→ **Records supplied**:
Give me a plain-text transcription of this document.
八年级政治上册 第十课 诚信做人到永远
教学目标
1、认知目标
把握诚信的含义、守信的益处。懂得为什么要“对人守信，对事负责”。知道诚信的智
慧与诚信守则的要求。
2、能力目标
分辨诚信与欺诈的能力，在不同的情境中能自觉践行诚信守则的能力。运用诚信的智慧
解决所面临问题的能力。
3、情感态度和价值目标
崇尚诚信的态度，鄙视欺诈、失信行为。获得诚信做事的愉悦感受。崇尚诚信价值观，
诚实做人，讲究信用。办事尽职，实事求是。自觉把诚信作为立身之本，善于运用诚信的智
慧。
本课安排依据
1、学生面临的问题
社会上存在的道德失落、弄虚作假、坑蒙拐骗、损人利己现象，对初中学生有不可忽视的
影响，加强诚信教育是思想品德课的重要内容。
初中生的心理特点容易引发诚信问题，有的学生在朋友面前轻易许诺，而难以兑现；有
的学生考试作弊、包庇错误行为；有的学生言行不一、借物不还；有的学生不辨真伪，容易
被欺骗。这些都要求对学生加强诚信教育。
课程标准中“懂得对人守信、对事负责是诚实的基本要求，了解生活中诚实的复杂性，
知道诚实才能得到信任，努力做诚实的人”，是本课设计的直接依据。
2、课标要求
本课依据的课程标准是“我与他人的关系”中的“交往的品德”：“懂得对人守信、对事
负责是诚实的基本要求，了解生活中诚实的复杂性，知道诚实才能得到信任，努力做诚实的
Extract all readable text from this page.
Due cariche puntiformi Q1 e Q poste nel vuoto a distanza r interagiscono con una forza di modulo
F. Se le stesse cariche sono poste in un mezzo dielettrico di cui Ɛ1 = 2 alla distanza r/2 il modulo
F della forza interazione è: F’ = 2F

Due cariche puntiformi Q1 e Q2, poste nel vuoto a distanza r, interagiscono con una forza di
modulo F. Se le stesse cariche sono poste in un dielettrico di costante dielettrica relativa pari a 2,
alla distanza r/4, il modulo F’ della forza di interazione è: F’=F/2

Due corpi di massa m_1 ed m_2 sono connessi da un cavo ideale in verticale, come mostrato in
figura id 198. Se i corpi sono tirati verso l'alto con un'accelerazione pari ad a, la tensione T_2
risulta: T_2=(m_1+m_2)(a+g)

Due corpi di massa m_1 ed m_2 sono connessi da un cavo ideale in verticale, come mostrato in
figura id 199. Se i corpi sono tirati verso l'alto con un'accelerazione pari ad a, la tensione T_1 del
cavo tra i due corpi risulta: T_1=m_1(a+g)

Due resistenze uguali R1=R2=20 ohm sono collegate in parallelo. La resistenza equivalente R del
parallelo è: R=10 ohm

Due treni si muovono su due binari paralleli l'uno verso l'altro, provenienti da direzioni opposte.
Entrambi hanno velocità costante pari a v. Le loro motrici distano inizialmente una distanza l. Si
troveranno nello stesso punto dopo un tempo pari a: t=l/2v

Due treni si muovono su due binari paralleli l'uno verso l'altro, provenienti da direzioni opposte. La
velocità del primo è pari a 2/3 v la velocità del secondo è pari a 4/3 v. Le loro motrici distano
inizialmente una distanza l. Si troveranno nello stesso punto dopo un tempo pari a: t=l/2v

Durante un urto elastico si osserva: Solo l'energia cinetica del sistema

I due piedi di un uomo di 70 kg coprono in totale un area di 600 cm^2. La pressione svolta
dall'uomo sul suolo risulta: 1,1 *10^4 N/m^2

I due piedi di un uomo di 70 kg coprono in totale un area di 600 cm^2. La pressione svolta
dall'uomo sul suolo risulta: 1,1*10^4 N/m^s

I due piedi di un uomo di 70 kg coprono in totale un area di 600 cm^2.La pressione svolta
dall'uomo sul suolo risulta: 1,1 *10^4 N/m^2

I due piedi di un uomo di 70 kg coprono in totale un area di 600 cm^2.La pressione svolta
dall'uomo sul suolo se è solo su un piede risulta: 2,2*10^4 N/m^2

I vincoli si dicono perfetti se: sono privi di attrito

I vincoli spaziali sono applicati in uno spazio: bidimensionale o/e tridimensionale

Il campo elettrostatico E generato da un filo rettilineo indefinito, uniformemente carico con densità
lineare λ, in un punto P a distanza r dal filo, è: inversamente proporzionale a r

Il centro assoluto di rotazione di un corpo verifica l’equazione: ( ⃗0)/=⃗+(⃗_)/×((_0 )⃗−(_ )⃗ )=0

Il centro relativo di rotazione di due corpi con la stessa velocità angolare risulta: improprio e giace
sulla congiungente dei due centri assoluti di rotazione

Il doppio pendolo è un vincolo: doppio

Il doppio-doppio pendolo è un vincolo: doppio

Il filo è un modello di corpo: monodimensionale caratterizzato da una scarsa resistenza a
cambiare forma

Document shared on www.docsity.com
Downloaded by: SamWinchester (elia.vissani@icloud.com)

...

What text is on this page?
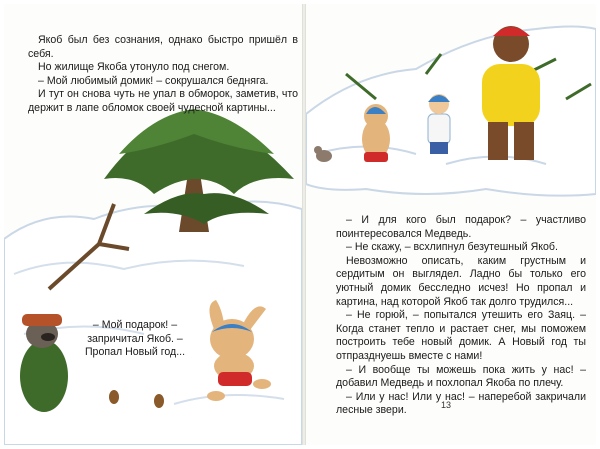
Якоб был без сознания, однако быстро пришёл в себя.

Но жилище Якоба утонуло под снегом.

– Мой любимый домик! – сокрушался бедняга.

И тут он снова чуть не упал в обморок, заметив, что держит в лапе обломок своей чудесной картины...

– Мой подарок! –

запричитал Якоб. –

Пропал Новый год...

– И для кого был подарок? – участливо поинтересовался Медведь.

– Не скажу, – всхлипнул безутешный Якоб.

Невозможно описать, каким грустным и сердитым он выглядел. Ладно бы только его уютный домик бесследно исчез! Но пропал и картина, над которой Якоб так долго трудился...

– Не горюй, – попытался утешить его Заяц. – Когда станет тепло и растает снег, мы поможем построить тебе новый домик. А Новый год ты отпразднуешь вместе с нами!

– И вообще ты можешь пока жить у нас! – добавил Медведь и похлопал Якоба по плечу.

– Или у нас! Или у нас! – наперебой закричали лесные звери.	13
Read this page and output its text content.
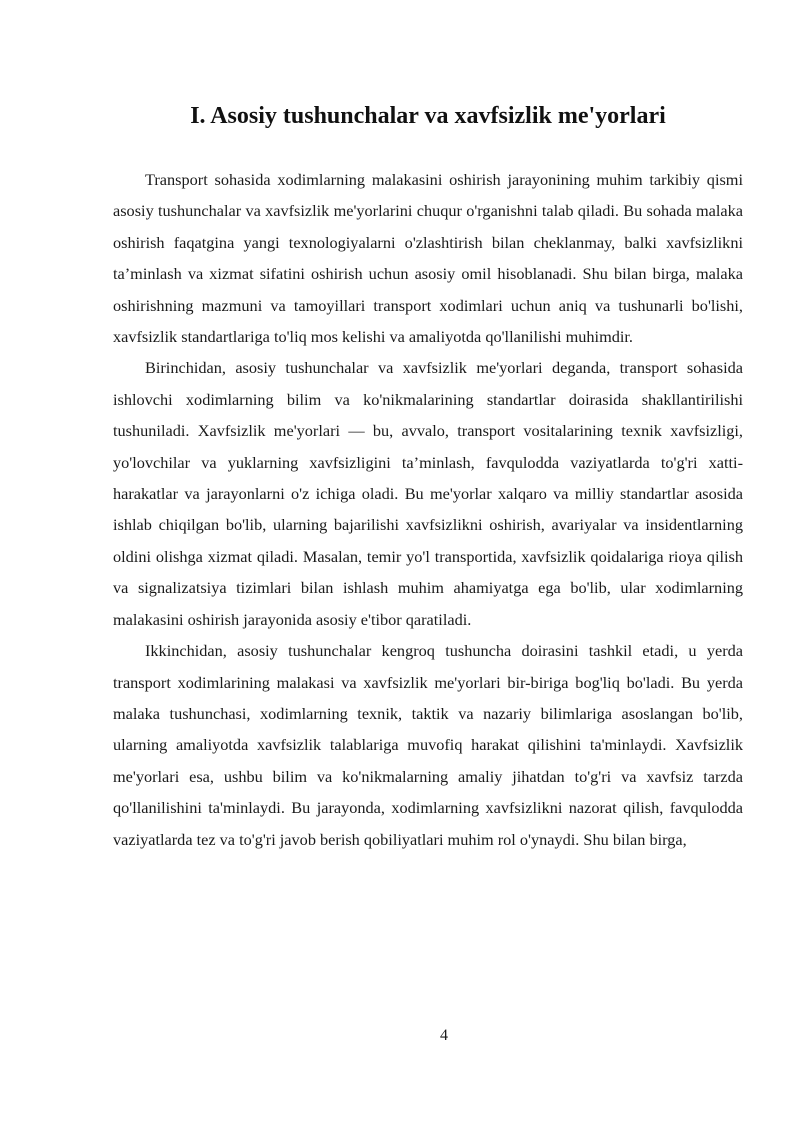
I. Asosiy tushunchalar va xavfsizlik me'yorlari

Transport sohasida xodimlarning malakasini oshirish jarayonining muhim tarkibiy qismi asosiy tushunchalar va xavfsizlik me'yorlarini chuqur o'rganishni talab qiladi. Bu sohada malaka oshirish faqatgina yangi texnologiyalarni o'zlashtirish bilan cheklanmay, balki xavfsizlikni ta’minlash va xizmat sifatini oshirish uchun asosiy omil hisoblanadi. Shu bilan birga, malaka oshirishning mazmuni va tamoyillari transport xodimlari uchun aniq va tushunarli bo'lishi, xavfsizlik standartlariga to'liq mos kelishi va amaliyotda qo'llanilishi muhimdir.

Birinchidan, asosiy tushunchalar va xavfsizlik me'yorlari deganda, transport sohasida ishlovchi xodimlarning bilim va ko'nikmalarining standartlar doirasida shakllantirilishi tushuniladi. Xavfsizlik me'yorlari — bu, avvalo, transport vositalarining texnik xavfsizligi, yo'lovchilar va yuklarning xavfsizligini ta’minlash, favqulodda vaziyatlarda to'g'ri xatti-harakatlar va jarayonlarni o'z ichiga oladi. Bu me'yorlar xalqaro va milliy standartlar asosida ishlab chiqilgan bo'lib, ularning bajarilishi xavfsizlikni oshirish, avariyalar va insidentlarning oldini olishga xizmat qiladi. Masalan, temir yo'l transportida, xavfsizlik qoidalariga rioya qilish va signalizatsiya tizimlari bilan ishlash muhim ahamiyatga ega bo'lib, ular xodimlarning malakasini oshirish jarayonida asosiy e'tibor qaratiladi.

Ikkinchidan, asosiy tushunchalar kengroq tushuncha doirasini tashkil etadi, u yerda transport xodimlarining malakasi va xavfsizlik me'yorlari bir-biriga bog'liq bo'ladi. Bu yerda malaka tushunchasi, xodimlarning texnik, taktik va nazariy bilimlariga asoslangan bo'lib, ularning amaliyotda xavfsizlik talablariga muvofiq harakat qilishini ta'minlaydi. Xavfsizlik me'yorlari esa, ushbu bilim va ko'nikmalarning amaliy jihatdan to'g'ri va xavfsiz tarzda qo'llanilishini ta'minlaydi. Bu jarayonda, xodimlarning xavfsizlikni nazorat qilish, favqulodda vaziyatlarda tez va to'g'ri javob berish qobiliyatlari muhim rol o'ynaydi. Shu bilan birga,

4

→ **Work to be completed**: Copy every line that contains the string "sono".

→ **The output**:
F. Se le stesse cariche sono poste in un mezzo dielettrico di cui Ɛ1 = 2 alla distanza r/2 il modulo
modulo F. Se le stesse cariche sono poste in un dielettrico di costante dielettrica relativa pari a 2,
Due corpi di massa m_1 ed m_2 sono connessi da un cavo ideale in verticale, come mostrato in
figura id 198. Se i corpi sono tirati verso l'alto con un'accelerazione pari ad a, la tensione T_2
Due corpi di massa m_1 ed m_2 sono connessi da un cavo ideale in verticale, come mostrato in
figura id 199. Se i corpi sono tirati verso l'alto con un'accelerazione pari ad a, la tensione T_1 del
Due resistenze uguali R1=R2=20 ohm sono collegate in parallelo. La resistenza equivalente R del
I vincoli si dicono perfetti se: sono privi di attrito
I vincoli spaziali sono applicati in uno spazio: bidimensionale o/e tridimensionale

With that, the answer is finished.